Daniele Ragatzu a processo per maltrattamenti a Olbia.
Continua il processo sulla vicenda delle presunte violenze contro la ex compagna di Daniele Ragatzu, calciatore dell’Olbia. Lui si trova imputato per il reato di maltrattamenti in famiglia e ha respinto le accuse davanti al tribunale di Tempio Pausania. L’atleta, nel corso dell’udienza, ha deposto per la prima volta rispondendo ai quesiti del pm Milena Aucone, della parte civile e della propria difesa, sottolineando che c’erano frequenti litigi, ma mai da episodi di violenza o vessazione.
La vicenda risale al periodo tra l’ottobre del 2016 e l’ottobre del 2017, dove nell’arco di un anno la donna che lo accusa avrebbe subìto maltrattamenti fisici e psicologici, anche durante il periodo in cui era in stato di gravidanza. Le accuse di violenze lo hanno portato a un processo che si è aperto nel 2020, dove sull’uomo pendono pesanti accuse.
Le accuse.
Secondo l’accusa, infatti, l’ex del Cagliari, avrebbe maltrattato in diverse occasioni l’allora convivente per gelosia, sfociando fino allo stalking anche quando lei, incinta, avrebbe deciso di tornare a vivere dalla sua famiglia. Stando a quando ha denunciato la donna, lui le avrebbe fatto lasciare il lavoro per vivere confinata in casa. La relazione sarebbe stata interrotta a causa delle condotte vessatorie di Ragatzu.
La sua versione.
Ma lui non ci sta a questa ricostruzione e ha sempre ribadito la sua innocenza. Così l’imputato ha fornito una sua ricostruzione dei fatti, parlando di tensioni di coppia. Ragatzu in aula ha dichiarato che le incomprensioni erano legate alle sue ripetute assenze del giocatore per motivi calcistici. La coppia viveva insieme a Olbia quando lei era in gravidanza. Ragatzu ha dunque derubricato le accuse della presunta vittima a una conflittualità relazionale che non avrebbe mai oltrepassato il confine del lecito contestando le accuse dell’ex compagna, che, invece, ha parlato di un clima vessatorio costante. Il processo proseguirà il prossimo 7 luglio, data in cui verranno ascoltati i testimoni citati dalla difesa per approfondire la dinamica dei fatti avvenuti durante la convivenza a Olbia.
------------------------------------------------------------
## Da fare
Elenca tutte le date e tutti gli anni citati nell'articolo sul processo a Daniele Ragatzu. Le voci che seguono sono materiale a sé, indipendente dall'articolo sul processo a Daniele Ragatzu.
------------------------------------------------------------
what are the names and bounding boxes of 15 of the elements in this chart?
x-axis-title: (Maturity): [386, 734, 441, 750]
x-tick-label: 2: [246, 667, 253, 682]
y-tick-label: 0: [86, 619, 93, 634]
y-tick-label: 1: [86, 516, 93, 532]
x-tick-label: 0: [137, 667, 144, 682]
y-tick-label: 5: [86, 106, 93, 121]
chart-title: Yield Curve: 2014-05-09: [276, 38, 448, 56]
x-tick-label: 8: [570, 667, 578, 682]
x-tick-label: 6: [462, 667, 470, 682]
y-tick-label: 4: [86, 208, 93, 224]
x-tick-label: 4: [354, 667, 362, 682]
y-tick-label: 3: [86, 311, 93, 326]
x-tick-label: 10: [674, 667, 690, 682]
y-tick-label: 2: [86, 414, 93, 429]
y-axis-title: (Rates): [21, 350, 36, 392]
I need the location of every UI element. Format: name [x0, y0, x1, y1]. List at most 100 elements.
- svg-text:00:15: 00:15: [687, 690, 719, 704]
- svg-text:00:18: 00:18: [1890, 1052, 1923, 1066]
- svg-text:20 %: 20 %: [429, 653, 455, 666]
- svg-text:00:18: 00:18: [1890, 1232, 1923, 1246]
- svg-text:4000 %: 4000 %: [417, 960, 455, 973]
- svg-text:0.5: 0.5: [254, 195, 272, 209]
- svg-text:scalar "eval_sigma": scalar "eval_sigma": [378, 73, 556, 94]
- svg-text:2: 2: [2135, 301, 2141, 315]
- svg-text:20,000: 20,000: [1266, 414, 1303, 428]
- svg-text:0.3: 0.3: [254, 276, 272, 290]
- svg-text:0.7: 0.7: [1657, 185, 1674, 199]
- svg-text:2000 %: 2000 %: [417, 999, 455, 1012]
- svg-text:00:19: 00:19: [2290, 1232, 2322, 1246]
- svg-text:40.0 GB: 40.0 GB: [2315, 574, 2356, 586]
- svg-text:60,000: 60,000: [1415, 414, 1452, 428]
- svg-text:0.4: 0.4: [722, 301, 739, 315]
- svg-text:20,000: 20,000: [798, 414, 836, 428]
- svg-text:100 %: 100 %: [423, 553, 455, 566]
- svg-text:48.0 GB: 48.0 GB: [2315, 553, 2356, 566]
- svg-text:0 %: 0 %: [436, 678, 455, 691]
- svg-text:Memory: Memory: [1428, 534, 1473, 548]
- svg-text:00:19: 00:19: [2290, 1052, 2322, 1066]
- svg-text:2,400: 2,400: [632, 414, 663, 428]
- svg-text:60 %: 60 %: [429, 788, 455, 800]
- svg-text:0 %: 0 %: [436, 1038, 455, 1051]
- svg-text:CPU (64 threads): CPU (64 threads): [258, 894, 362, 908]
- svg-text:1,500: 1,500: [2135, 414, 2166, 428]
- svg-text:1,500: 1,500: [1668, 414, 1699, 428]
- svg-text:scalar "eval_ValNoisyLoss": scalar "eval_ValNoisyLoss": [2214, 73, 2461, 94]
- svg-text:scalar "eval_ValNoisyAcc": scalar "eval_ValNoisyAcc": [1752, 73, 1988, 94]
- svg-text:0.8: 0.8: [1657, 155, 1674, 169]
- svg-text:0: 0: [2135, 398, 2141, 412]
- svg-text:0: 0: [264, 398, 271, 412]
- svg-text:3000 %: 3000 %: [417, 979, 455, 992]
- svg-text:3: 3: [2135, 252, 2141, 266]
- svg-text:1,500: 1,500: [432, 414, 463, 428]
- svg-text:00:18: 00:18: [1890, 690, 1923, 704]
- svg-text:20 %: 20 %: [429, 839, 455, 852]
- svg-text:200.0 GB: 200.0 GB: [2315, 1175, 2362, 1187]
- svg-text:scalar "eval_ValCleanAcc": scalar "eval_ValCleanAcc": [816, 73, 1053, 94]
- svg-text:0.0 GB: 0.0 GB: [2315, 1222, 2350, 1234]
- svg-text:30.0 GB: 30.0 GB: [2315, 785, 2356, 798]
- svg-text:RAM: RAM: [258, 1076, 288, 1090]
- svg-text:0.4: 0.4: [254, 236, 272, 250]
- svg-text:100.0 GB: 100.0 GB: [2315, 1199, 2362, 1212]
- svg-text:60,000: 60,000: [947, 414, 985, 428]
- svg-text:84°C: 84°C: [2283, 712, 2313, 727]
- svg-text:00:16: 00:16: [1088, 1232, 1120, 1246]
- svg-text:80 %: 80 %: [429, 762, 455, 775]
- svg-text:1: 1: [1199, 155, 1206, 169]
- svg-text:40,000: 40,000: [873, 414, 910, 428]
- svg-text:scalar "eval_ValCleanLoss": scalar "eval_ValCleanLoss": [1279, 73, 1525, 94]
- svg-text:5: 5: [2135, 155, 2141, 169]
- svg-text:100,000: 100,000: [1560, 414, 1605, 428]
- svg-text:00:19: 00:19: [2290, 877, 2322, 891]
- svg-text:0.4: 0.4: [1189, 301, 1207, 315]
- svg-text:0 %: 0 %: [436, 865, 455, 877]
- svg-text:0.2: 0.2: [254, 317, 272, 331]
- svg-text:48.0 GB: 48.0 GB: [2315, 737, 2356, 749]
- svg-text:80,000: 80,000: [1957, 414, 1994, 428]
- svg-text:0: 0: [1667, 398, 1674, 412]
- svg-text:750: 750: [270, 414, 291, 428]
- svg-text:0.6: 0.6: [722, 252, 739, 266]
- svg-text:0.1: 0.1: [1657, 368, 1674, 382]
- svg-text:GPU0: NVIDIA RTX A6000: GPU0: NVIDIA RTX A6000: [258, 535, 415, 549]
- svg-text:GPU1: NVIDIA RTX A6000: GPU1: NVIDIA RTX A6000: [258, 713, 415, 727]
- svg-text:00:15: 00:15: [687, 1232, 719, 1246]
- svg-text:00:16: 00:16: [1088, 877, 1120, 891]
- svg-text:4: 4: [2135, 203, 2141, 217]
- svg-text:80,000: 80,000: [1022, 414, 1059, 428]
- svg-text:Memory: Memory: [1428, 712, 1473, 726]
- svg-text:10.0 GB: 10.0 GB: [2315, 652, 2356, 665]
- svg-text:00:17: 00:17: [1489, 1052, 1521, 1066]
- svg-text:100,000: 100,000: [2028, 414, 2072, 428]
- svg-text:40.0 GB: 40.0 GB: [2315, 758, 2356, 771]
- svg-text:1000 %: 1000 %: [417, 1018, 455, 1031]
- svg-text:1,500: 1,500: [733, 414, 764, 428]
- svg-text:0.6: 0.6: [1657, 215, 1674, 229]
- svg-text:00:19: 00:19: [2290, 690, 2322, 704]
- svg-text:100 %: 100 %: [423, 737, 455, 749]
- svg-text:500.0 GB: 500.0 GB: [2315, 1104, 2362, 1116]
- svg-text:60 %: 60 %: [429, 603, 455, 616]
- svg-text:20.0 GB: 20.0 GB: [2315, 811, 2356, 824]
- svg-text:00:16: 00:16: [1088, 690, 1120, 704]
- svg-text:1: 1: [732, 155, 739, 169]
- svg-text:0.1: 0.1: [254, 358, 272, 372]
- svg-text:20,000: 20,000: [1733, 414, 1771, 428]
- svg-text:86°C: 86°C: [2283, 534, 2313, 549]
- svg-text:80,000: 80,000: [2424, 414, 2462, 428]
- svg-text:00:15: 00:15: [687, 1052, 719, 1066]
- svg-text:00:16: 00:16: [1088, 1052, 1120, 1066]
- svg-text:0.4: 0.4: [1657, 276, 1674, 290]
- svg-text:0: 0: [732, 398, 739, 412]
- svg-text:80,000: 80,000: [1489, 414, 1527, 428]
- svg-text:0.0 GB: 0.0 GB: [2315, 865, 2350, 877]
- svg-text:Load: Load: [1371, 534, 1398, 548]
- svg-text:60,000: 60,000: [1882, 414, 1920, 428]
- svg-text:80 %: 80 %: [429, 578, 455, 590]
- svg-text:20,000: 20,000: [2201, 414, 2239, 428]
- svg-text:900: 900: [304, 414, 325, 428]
------------------------------------------------------------
## Risultato dell'esercizio
- ottobre 2016
- ottobre 2017
- 2020
- 7 luglio